**** Exercise material ****
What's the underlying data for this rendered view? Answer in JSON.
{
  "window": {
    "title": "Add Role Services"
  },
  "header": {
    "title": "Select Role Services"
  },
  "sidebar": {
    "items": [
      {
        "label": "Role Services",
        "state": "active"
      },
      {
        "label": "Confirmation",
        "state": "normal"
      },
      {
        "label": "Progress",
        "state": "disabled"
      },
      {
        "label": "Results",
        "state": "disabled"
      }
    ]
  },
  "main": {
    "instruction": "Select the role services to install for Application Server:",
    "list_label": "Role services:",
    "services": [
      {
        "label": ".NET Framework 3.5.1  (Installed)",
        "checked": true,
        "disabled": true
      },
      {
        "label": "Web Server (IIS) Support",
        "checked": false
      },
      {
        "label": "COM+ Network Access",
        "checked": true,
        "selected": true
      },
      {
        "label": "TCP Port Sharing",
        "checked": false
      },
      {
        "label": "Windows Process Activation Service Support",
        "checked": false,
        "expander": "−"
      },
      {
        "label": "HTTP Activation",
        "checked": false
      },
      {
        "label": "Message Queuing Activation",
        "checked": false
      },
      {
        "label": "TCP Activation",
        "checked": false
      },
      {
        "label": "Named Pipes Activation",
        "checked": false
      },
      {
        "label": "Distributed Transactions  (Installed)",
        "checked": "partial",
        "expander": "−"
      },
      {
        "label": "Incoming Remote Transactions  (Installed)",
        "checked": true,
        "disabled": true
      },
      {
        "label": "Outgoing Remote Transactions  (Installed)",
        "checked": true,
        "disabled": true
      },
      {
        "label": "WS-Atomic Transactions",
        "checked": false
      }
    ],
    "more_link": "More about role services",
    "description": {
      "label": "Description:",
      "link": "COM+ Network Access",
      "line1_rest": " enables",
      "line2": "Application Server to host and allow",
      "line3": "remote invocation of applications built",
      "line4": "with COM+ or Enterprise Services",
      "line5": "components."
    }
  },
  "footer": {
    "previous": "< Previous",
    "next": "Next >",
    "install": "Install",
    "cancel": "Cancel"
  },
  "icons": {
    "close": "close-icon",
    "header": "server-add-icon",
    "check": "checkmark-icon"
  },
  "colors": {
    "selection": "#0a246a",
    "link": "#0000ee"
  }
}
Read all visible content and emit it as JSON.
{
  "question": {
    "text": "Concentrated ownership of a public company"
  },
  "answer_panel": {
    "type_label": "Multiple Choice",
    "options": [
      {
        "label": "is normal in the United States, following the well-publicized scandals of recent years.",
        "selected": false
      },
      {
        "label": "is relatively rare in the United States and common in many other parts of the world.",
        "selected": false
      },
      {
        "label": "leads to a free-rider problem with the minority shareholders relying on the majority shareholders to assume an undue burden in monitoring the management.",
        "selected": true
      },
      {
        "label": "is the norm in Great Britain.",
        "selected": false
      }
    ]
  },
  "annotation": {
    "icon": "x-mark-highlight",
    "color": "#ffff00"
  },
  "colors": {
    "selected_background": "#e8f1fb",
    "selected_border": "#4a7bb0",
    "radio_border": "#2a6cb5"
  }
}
****
▶ [Work instructions] Set down all of the records shown above once more, exactly.

▶ [Final answer]
What's the underlying data for this rendered view? Answer in JSON.
{
  "window": {
    "title": "Add Role Services"
  },
  "header": {
    "title": "Select Role Services"
  },
  "sidebar": {
    "items": [
      {
        "label": "Role Services",
        "state": "active"
      },
      {
        "label": "Confirmation",
        "state": "normal"
      },
      {
        "label": "Progress",
        "state": "disabled"
      },
      {
        "label": "Results",
        "state": "disabled"
      }
    ]
  },
  "main": {
    "instruction": "Select the role services to install for Application Server:",
    "list_label": "Role services:",
    "services": [
      {
        "label": ".NET Framework 3.5.1  (Installed)",
        "checked": true,
        "disabled": true
      },
      {
        "label": "Web Server (IIS) Support",
        "checked": false
      },
      {
        "label": "COM+ Network Access",
        "checked": true,
        "selected": true
      },
      {
        "label": "TCP Port Sharing",
        "checked": false
      },
      {
        "label": "Windows Process Activation Service Support",
        "checked": false,
        "expander": "−"
      },
      {
        "label": "HTTP Activation",
        "checked": false
      },
      {
        "label": "Message Queuing Activation",
        "checked": false
      },
      {
        "label": "TCP Activation",
        "checked": false
      },
      {
        "label": "Named Pipes Activation",
        "checked": false
      },
      {
        "label": "Distributed Transactions  (Installed)",
        "checked": "partial",
        "expander": "−"
      },
      {
        "label": "Incoming Remote Transactions  (Installed)",
        "checked": true,
        "disabled": true
      },
      {
        "label": "Outgoing Remote Transactions  (Installed)",
        "checked": true,
        "disabled": true
      },
      {
        "label": "WS-Atomic Transactions",
        "checked": false
      }
    ],
    "more_link": "More about role services",
    "description": {
      "label": "Description:",
      "link": "COM+ Network Access",
      "line1_rest": " enables",
      "line2": "Application Server to host and allow",
      "line3": "remote invocation of applications built",
      "line4": "with COM+ or Enterprise Services",
      "line5": "components."
    }
  },
  "footer": {
    "previous": "< Previous",
    "next": "Next >",
    "install": "Install",
    "cancel": "Cancel"
  },
  "icons": {
    "close": "close-icon",
    "header": "server-add-icon",
    "check": "checkmark-icon"
  },
  "colors": {
    "selection": "#0a246a",
    "link": "#0000ee"
  }
}
Read all visible content and emit it as JSON.
{
  "question": {
    "text": "Concentrated ownership of a public company"
  },
  "answer_panel": {
    "type_label": "Multiple Choice",
    "options": [
      {
        "label": "is normal in the United States, following the well-publicized scandals of recent years.",
        "selected": false
      },
      {
        "label": "is relatively rare in the United States and common in many other parts of the world.",
        "selected": false
      },
      {
        "label": "leads to a free-rider problem with the minority shareholders relying on the majority shareholders to assume an undue burden in monitoring the management.",
        "selected": true
      },
      {
        "label": "is the norm in Great Britain.",
        "selected": false
      }
    ]
  },
  "annotation": {
    "icon": "x-mark-highlight",
    "color": "#ffff00"
  },
  "colors": {
    "selected_background": "#e8f1fb",
    "selected_border": "#4a7bb0",
    "radio_border": "#2a6cb5"
  }
}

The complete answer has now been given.